--- START OF Dataset content ---

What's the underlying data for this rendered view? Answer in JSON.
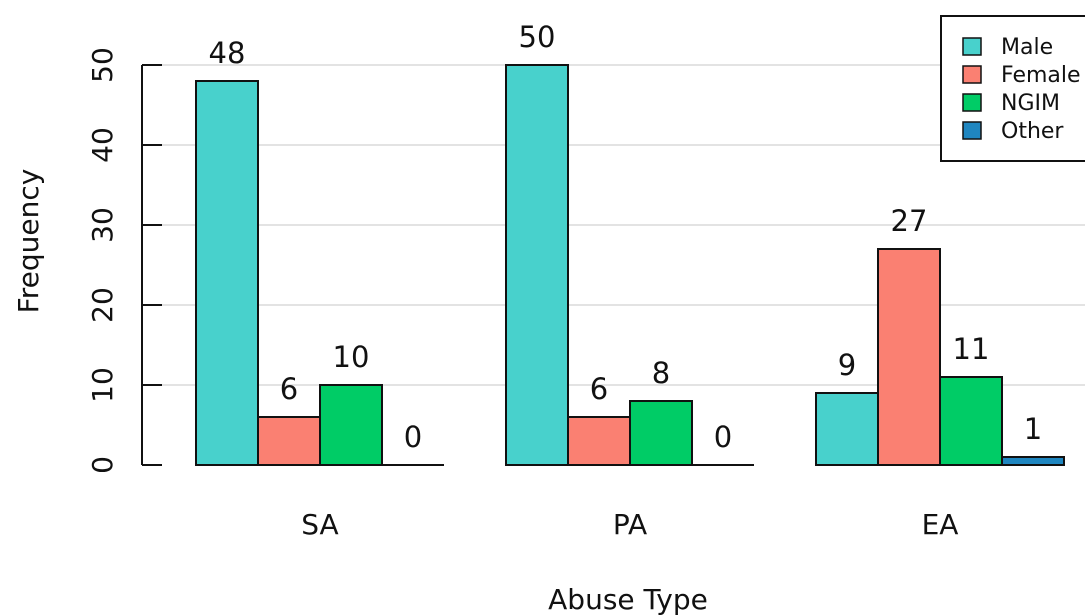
{
  "chart_data": {
    "type": "bar",
    "title": "",
    "xlabel": "Abuse Type",
    "ylabel": "Frequency",
    "ylim": [
      0,
      50
    ],
    "yticks": [
      0,
      10,
      20,
      30,
      40,
      50
    ],
    "grid": true,
    "legend_position": "top-right",
    "categories": [
      "SA",
      "PA",
      "EA"
    ],
    "series": [
      {
        "name": "Male",
        "color": "#48D1CC",
        "values": [
          48,
          50,
          9
        ],
        "value_labels": [
          "48",
          "50",
          "9"
        ]
      },
      {
        "name": "Female",
        "color": "#FA8072",
        "values": [
          6,
          6,
          27
        ],
        "value_labels": [
          "6",
          "6",
          "27"
        ]
      },
      {
        "name": "NGIM",
        "color": "#00CC66",
        "values": [
          10,
          8,
          11
        ],
        "value_labels": [
          "10",
          "8",
          "11"
        ]
      },
      {
        "name": "Other",
        "color": "#1F86C0",
        "values": [
          0,
          0,
          1
        ],
        "value_labels": [
          "0",
          "0",
          "1"
        ]
      }
    ]
  }
}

--- END OF Dataset content ---

Exercise objective
Write down only the number of lines that contain the string "color" in the listing.

Task result
4